[Begin INFORMATION GIVEN]

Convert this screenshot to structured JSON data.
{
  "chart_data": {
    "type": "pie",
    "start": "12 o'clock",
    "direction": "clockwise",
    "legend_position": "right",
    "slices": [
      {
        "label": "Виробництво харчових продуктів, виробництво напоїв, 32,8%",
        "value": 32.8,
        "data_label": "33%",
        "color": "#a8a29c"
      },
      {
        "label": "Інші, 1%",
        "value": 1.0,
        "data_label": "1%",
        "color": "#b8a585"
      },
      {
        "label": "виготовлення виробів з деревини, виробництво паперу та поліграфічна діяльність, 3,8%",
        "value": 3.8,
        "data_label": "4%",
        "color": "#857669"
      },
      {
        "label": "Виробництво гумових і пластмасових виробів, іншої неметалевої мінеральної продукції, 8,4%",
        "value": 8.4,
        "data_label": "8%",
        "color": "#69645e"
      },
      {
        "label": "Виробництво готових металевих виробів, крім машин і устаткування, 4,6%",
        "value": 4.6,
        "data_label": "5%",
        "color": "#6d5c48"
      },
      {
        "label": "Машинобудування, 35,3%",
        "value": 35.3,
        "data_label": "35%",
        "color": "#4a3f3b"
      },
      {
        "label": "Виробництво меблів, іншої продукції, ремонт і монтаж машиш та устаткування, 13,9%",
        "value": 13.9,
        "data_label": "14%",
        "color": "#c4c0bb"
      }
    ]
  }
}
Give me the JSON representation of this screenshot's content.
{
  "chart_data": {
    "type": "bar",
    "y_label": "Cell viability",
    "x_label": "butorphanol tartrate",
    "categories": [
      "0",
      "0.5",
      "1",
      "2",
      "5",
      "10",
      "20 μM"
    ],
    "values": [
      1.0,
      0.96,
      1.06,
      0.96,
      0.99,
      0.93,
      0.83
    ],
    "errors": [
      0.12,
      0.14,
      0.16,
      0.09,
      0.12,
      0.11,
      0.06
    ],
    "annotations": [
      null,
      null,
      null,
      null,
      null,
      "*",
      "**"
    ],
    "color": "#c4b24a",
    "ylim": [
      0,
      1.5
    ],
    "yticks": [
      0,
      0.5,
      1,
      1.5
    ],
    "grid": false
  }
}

[End INFORMATION GIVEN]

* [WHAT THE EXERCISE ASKS] Report the number of lines in the listing where the string "this" appears, and nothing besides.

* [REPLY] 2